Stored data:
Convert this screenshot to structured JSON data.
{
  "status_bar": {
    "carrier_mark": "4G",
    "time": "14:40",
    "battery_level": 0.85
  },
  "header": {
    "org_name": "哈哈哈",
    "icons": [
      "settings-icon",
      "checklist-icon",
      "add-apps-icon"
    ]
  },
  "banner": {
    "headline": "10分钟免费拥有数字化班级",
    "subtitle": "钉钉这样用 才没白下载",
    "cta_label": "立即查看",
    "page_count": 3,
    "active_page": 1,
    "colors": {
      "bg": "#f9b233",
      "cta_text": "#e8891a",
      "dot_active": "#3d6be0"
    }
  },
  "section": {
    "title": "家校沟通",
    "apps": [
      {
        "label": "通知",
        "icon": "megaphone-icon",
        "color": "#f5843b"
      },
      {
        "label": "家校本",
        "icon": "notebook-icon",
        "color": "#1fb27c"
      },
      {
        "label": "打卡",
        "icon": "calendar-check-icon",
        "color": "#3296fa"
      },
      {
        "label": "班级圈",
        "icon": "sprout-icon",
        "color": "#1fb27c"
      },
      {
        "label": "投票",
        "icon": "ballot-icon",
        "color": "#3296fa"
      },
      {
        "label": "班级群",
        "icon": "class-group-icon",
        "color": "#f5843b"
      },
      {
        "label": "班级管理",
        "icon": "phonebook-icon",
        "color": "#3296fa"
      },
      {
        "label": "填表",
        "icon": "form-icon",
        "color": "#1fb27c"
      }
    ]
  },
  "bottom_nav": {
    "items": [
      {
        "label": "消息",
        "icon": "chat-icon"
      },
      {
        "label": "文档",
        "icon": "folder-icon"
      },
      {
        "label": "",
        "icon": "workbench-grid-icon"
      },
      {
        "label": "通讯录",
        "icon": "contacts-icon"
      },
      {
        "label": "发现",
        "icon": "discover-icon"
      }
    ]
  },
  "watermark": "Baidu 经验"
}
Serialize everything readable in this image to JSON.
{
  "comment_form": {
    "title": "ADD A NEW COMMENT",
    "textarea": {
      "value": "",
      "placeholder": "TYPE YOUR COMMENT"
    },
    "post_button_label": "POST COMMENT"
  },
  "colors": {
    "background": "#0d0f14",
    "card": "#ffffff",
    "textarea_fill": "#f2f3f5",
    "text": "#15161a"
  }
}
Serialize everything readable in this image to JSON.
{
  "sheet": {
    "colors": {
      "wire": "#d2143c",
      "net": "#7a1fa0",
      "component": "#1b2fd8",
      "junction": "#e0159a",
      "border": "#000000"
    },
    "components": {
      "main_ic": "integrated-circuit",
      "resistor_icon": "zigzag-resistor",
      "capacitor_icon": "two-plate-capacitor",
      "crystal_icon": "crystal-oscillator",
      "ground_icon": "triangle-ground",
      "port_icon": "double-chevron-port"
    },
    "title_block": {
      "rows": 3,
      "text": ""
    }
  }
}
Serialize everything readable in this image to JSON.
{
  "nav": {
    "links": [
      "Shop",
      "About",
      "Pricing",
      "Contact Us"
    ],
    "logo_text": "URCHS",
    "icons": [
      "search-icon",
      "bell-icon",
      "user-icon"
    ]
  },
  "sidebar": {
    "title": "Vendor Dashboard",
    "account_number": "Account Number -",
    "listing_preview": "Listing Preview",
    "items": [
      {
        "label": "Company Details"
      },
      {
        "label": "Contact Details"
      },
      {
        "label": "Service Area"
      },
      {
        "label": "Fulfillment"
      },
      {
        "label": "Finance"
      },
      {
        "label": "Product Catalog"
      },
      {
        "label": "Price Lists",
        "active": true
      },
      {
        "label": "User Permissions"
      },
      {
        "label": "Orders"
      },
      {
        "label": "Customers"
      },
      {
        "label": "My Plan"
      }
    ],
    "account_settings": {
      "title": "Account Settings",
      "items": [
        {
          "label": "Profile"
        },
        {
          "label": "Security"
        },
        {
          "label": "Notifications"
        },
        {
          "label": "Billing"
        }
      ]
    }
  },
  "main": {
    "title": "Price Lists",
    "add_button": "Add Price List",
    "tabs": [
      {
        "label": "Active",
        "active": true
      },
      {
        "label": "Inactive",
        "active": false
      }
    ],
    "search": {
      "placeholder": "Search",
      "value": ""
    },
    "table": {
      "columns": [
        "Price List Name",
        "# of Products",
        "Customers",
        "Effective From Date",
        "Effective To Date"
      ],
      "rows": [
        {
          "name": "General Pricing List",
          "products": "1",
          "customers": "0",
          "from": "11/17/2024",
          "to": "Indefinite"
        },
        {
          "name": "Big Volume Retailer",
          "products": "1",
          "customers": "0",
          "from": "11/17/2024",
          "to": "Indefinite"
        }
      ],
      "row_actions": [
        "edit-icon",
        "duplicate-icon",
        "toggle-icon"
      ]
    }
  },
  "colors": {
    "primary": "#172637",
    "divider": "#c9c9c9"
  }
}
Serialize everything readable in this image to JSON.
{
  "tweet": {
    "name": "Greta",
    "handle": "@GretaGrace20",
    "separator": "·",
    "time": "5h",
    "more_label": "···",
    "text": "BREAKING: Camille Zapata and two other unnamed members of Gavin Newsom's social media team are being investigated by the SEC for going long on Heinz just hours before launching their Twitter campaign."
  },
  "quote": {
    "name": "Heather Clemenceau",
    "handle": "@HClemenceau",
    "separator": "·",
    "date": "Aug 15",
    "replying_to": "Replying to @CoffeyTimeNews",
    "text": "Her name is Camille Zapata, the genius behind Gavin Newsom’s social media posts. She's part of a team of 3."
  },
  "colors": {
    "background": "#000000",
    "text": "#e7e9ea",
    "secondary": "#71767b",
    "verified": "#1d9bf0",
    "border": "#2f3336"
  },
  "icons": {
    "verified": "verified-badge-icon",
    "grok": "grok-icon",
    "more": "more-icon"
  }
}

* **STATED EXERCISE**
Reproduce the material exactly, with every line intact.

* **FINISHED EXERCISE**
Convert this screenshot to structured JSON data.
{
  "status_bar": {
    "carrier_mark": "4G",
    "time": "14:40",
    "battery_level": 0.85
  },
  "header": {
    "org_name": "哈哈哈",
    "icons": [
      "settings-icon",
      "checklist-icon",
      "add-apps-icon"
    ]
  },
  "banner": {
    "headline": "10分钟免费拥有数字化班级",
    "subtitle": "钉钉这样用 才没白下载",
    "cta_label": "立即查看",
    "page_count": 3,
    "active_page": 1,
    "colors": {
      "bg": "#f9b233",
      "cta_text": "#e8891a",
      "dot_active": "#3d6be0"
    }
  },
  "section": {
    "title": "家校沟通",
    "apps": [
      {
        "label": "通知",
        "icon": "megaphone-icon",
        "color": "#f5843b"
      },
      {
        "label": "家校本",
        "icon": "notebook-icon",
        "color": "#1fb27c"
      },
      {
        "label": "打卡",
        "icon": "calendar-check-icon",
        "color": "#3296fa"
      },
      {
        "label": "班级圈",
        "icon": "sprout-icon",
        "color": "#1fb27c"
      },
      {
        "label": "投票",
        "icon": "ballot-icon",
        "color": "#3296fa"
      },
      {
        "label": "班级群",
        "icon": "class-group-icon",
        "color": "#f5843b"
      },
      {
        "label": "班级管理",
        "icon": "phonebook-icon",
        "color": "#3296fa"
      },
      {
        "label": "填表",
        "icon": "form-icon",
        "color": "#1fb27c"
      }
    ]
  },
  "bottom_nav": {
    "items": [
      {
        "label": "消息",
        "icon": "chat-icon"
      },
      {
        "label": "文档",
        "icon": "folder-icon"
      },
      {
        "label": "",
        "icon": "workbench-grid-icon"
      },
      {
        "label": "通讯录",
        "icon": "contacts-icon"
      },
      {
        "label": "发现",
        "icon": "discover-icon"
      }
    ]
  },
  "watermark": "Baidu 经验"
}
Serialize everything readable in this image to JSON.
{
  "comment_form": {
    "title": "ADD A NEW COMMENT",
    "textarea": {
      "value": "",
      "placeholder": "TYPE YOUR COMMENT"
    },
    "post_button_label": "POST COMMENT"
  },
  "colors": {
    "background": "#0d0f14",
    "card": "#ffffff",
    "textarea_fill": "#f2f3f5",
    "text": "#15161a"
  }
}
Serialize everything readable in this image to JSON.
{
  "sheet": {
    "colors": {
      "wire": "#d2143c",
      "net": "#7a1fa0",
      "component": "#1b2fd8",
      "junction": "#e0159a",
      "border": "#000000"
    },
    "components": {
      "main_ic": "integrated-circuit",
      "resistor_icon": "zigzag-resistor",
      "capacitor_icon": "two-plate-capacitor",
      "crystal_icon": "crystal-oscillator",
      "ground_icon": "triangle-ground",
      "port_icon": "double-chevron-port"
    },
    "title_block": {
      "rows": 3,
      "text": ""
    }
  }
}
Serialize everything readable in this image to JSON.
{
  "nav": {
    "links": [
      "Shop",
      "About",
      "Pricing",
      "Contact Us"
    ],
    "logo_text": "URCHS",
    "icons": [
      "search-icon",
      "bell-icon",
      "user-icon"
    ]
  },
  "sidebar": {
    "title": "Vendor Dashboard",
    "account_number": "Account Number -",
    "listing_preview": "Listing Preview",
    "items": [
      {
        "label": "Company Details"
      },
      {
        "label": "Contact Details"
      },
      {
        "label": "Service Area"
      },
      {
        "label": "Fulfillment"
      },
      {
        "label": "Finance"
      },
      {
        "label": "Product Catalog"
      },
      {
        "label": "Price Lists",
        "active": true
      },
      {
        "label": "User Permissions"
      },
      {
        "label": "Orders"
      },
      {
        "label": "Customers"
      },
      {
        "label": "My Plan"
      }
    ],
    "account_settings": {
      "title": "Account Settings",
      "items": [
        {
          "label": "Profile"
        },
        {
          "label": "Security"
        },
        {
          "label": "Notifications"
        },
        {
          "label": "Billing"
        }
      ]
    }
  },
  "main": {
    "title": "Price Lists",
    "add_button": "Add Price List",
    "tabs": [
      {
        "label": "Active",
        "active": true
      },
      {
        "label": "Inactive",
        "active": false
      }
    ],
    "search": {
      "placeholder": "Search",
      "value": ""
    },
    "table": {
      "columns": [
        "Price List Name",
        "# of Products",
        "Customers",
        "Effective From Date",
        "Effective To Date"
      ],
      "rows": [
        {
          "name": "General Pricing List",
          "products": "1",
          "customers": "0",
          "from": "11/17/2024",
          "to": "Indefinite"
        },
        {
          "name": "Big Volume Retailer",
          "products": "1",
          "customers": "0",
          "from": "11/17/2024",
          "to": "Indefinite"
        }
      ],
      "row_actions": [
        "edit-icon",
        "duplicate-icon",
        "toggle-icon"
      ]
    }
  },
  "colors": {
    "primary": "#172637",
    "divider": "#c9c9c9"
  }
}
Serialize everything readable in this image to JSON.
{
  "tweet": {
    "name": "Greta",
    "handle": "@GretaGrace20",
    "separator": "·",
    "time": "5h",
    "more_label": "···",
    "text": "BREAKING: Camille Zapata and two other unnamed members of Gavin Newsom's social media team are being investigated by the SEC for going long on Heinz just hours before launching their Twitter campaign."
  },
  "quote": {
    "name": "Heather Clemenceau",
    "handle": "@HClemenceau",
    "separator": "·",
    "date": "Aug 15",
    "replying_to": "Replying to @CoffeyTimeNews",
    "text": "Her name is Camille Zapata, the genius behind Gavin Newsom’s social media posts. She's part of a team of 3."
  },
  "colors": {
    "background": "#000000",
    "text": "#e7e9ea",
    "secondary": "#71767b",
    "verified": "#1d9bf0",
    "border": "#2f3336"
  },
  "icons": {
    "verified": "verified-badge-icon",
    "grok": "grok-icon",
    "more": "more-icon"
  }
}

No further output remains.